## Work instructions
Omit the images. Copy each entry word for word.

=====

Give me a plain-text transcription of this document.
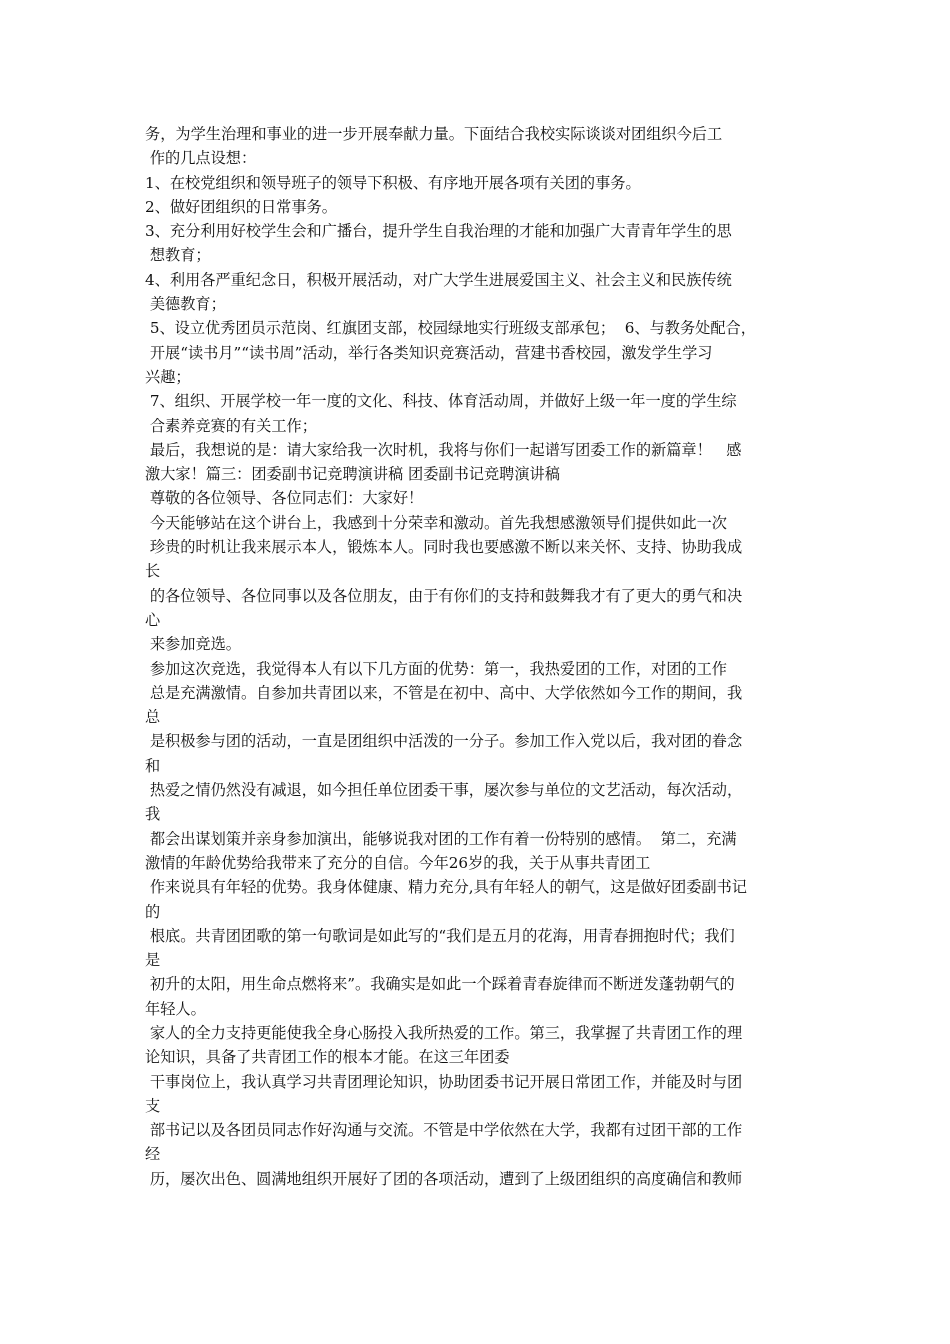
务，为学生治理和事业的进一步开展奉献力量。下面结合我校实际谈谈对团组织今后工
作的几点设想：
1、在校党组织和领导班子的领导下积极、有序地开展各项有关团的事务。
2、做好团组织的日常事务。
3、充分利用好校学生会和广播台，提升学生自我治理的才能和加强广大青青年学生的思
想教育；
4、利用各严重纪念日，积极开展活动，对广大学生进展爱国主义、社会主义和民族传统
美德教育；
5、设立优秀团员示范岗、红旗团支部，校园绿地实行班级支部承包；  6、与教务处配合，
开展“读书月”“读书周”活动，举行各类知识竞赛活动，营建书香校园，激发学生学习
兴趣；
7、组织、开展学校一年一度的文化、科技、体育活动周，并做好上级一年一度的学生综
合素养竞赛的有关工作；
最后，我想说的是：请大家给我一次时机，我将与你们一起谱写团委工作的新篇章！   感
激大家！篇三：团委副书记竞聘演讲稿 团委副书记竞聘演讲稿
尊敬的各位领导、各位同志们：大家好！
今天能够站在这个讲台上，我感到十分荣幸和激动。首先我想感激领导们提供如此一次
珍贵的时机让我来展示本人，锻炼本人。同时我也要感激不断以来关怀、支持、协助我成
长
的各位领导、各位同事以及各位朋友，由于有你们的支持和鼓舞我才有了更大的勇气和决
心
来参加竞选。
参加这次竞选，我觉得本人有以下几方面的优势：第一，我热爱团的工作，对团的工作
总是充满激情。自参加共青团以来，不管是在初中、高中、大学依然如今工作的期间，我
总
是积极参与团的活动，一直是团组织中活泼的一分子。参加工作入党以后，我对团的眷念
和
热爱之情仍然没有减退，如今担任单位团委干事，屡次参与单位的文艺活动，每次活动，
我
都会出谋划策并亲身参加演出，能够说我对团的工作有着一份特别的感情。  第二，充满
激情的年龄优势给我带来了充分的自信。今年26岁的我，关于从事共青团工
作来说具有年轻的优势。我身体健康、精力充分,具有年轻人的朝气，这是做好团委副书记
的
根底。共青团团歌的第一句歌词是如此写的“我们是五月的花海，用青春拥抱时代；我们
是
初升的太阳，用生命点燃将来”。我确实是如此一个踩着青春旋律而不断迸发蓬勃朝气的
年轻人。
家人的全力支持更能使我全身心肠投入我所热爱的工作。第三，我掌握了共青团工作的理
论知识，具备了共青团工作的根本才能。在这三年团委
干事岗位上，我认真学习共青团理论知识，协助团委书记开展日常团工作，并能及时与团
支
部书记以及各团员同志作好沟通与交流。不管是中学依然在大学，我都有过团干部的工作
经
历，屡次出色、圆满地组织开展好了团的各项活动，遭到了上级团组织的高度确信和教师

=====

## Solution to the exercise
Give me a plain-text transcription of this document.
务，为学生治理和事业的进一步开展奉献力量。下面结合我校实际谈谈对团组织今后工
作的几点设想：
1、在校党组织和领导班子的领导下积极、有序地开展各项有关团的事务。
2、做好团组织的日常事务。
3、充分利用好校学生会和广播台，提升学生自我治理的才能和加强广大青青年学生的思
想教育；
4、利用各严重纪念日，积极开展活动，对广大学生进展爱国主义、社会主义和民族传统
美德教育；
5、设立优秀团员示范岗、红旗团支部，校园绿地实行班级支部承包；  6、与教务处配合，
开展“读书月”“读书周”活动，举行各类知识竞赛活动，营建书香校园，激发学生学习
兴趣；
7、组织、开展学校一年一度的文化、科技、体育活动周，并做好上级一年一度的学生综
合素养竞赛的有关工作；
最后，我想说的是：请大家给我一次时机，我将与你们一起谱写团委工作的新篇章！   感
激大家！篇三：团委副书记竞聘演讲稿 团委副书记竞聘演讲稿
尊敬的各位领导、各位同志们：大家好！
今天能够站在这个讲台上，我感到十分荣幸和激动。首先我想感激领导们提供如此一次
珍贵的时机让我来展示本人，锻炼本人。同时我也要感激不断以来关怀、支持、协助我成
长
的各位领导、各位同事以及各位朋友，由于有你们的支持和鼓舞我才有了更大的勇气和决
心
来参加竞选。
参加这次竞选，我觉得本人有以下几方面的优势：第一，我热爱团的工作，对团的工作
总是充满激情。自参加共青团以来，不管是在初中、高中、大学依然如今工作的期间，我
总
是积极参与团的活动，一直是团组织中活泼的一分子。参加工作入党以后，我对团的眷念
和
热爱之情仍然没有减退，如今担任单位团委干事，屡次参与单位的文艺活动，每次活动，
我
都会出谋划策并亲身参加演出，能够说我对团的工作有着一份特别的感情。  第二，充满
激情的年龄优势给我带来了充分的自信。今年26岁的我，关于从事共青团工
作来说具有年轻的优势。我身体健康、精力充分,具有年轻人的朝气，这是做好团委副书记
的
根底。共青团团歌的第一句歌词是如此写的“我们是五月的花海，用青春拥抱时代；我们
是
初升的太阳，用生命点燃将来”。我确实是如此一个踩着青春旋律而不断迸发蓬勃朝气的
年轻人。
家人的全力支持更能使我全身心肠投入我所热爱的工作。第三，我掌握了共青团工作的理
论知识，具备了共青团工作的根本才能。在这三年团委
干事岗位上，我认真学习共青团理论知识，协助团委书记开展日常团工作，并能及时与团
支
部书记以及各团员同志作好沟通与交流。不管是中学依然在大学，我都有过团干部的工作
经
历，屡次出色、圆满地组织开展好了团的各项活动，遭到了上级团组织的高度确信和教师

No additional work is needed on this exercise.